Direction
Scan the records below. List lines holding "месяца".

— Start of Records provided —

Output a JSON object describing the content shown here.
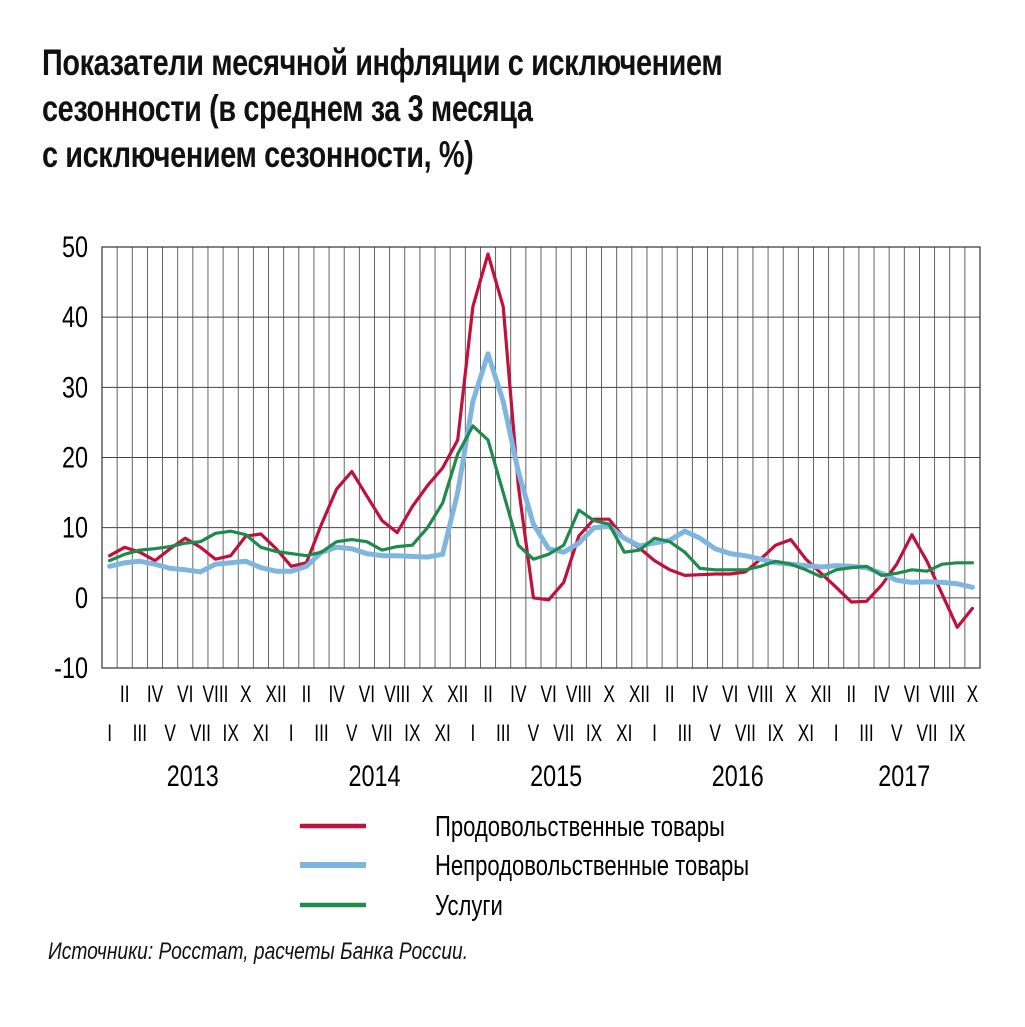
{
  "title_lines": [
    "Показатели месячной инфляции с исключением",
    "сезонности (в среднем за 3 месяца",
    "с исключением сезонности, %)"
  ],
  "source": "Источники: Росстат, расчеты Банка России.",
  "chart_data": {
    "type": "line",
    "title": "Показатели месячной инфляции с исключением сезонности (в среднем за 3 месяца с исключением сезонности, %)",
    "xlabel": "",
    "ylabel": "",
    "ylim": [
      -10,
      50
    ],
    "yticks": [
      -10,
      0,
      10,
      20,
      30,
      40,
      50
    ],
    "grid": true,
    "legend_position": "bottom",
    "x_start": "2013-01",
    "years": [
      {
        "label": "2013",
        "start_index": 0
      },
      {
        "label": "2014",
        "start_index": 12
      },
      {
        "label": "2015",
        "start_index": 24
      },
      {
        "label": "2016",
        "start_index": 36
      },
      {
        "label": "2017",
        "start_index": 48
      }
    ],
    "month_labels_even": [
      "II",
      "IV",
      "VI",
      "VIII",
      "X",
      "XII"
    ],
    "month_labels_odd": [
      "I",
      "III",
      "V",
      "VII",
      "IX",
      "XI"
    ],
    "series": [
      {
        "name": "Продовольственные товары",
        "color": "#c0103c",
        "values": [
          6,
          7.2,
          6.5,
          5.3,
          7,
          8.5,
          7.2,
          5.5,
          6,
          8.8,
          9.1,
          7,
          4.5,
          5,
          10.5,
          15.5,
          18,
          14.5,
          11,
          9.3,
          13,
          16,
          18.5,
          22.5,
          41.5,
          49,
          41.5,
          16,
          0,
          -0.3,
          2.2,
          8.8,
          11.2,
          11.2,
          8.5,
          7.1,
          5.3,
          4,
          3.2,
          3.3,
          3.4,
          3.4,
          3.7,
          5.5,
          7.5,
          8.3,
          5.5,
          3.5,
          1.5,
          -0.6,
          -0.5,
          1.8,
          4.8,
          9,
          5.2,
          0.5,
          -4.2,
          -1.5
        ]
      },
      {
        "name": "Непродовольственные товары",
        "color": "#7fb6e0",
        "values": [
          4.5,
          5,
          5.2,
          4.8,
          4.2,
          4,
          3.7,
          4.8,
          5,
          5.2,
          4.3,
          3.8,
          3.8,
          4.5,
          6.5,
          7.2,
          7,
          6.3,
          6,
          6,
          5.9,
          5.8,
          6.2,
          15,
          28,
          34.8,
          28,
          18,
          10.5,
          7,
          6.5,
          7.8,
          10,
          10.2,
          8.5,
          7.4,
          7.8,
          8.2,
          9.5,
          8.5,
          7,
          6.3,
          6,
          5.5,
          5,
          4.8,
          4.6,
          4.4,
          4.6,
          4.5,
          4.3,
          3.5,
          2.5,
          2.2,
          2.3,
          2.2,
          2,
          1.5
        ]
      },
      {
        "name": "Услуги",
        "color": "#1f8a4c",
        "values": [
          5.3,
          6.2,
          6.8,
          7,
          7.3,
          7.8,
          8,
          9.2,
          9.5,
          9,
          7.2,
          6.6,
          6.3,
          6,
          6.5,
          8,
          8.3,
          8,
          6.8,
          7.3,
          7.5,
          10,
          13.5,
          20.5,
          24.5,
          22.5,
          15,
          7.5,
          5.5,
          6.2,
          7.5,
          12.5,
          11,
          10.5,
          6.5,
          6.8,
          8.5,
          8,
          6.5,
          4.2,
          4,
          4,
          4,
          4.5,
          5.2,
          4.8,
          4,
          3,
          4,
          4.3,
          4.5,
          3.2,
          3.5,
          4,
          3.8,
          4.8,
          5,
          5
        ]
      }
    ]
  }
}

— End of Records provided —

Result of this exercise
    "сезонности (в среднем за 3 месяца",
    "title": "Показатели месячной инфляции с исключением сезонности (в среднем за 3 месяца с исключением сезонности, %)",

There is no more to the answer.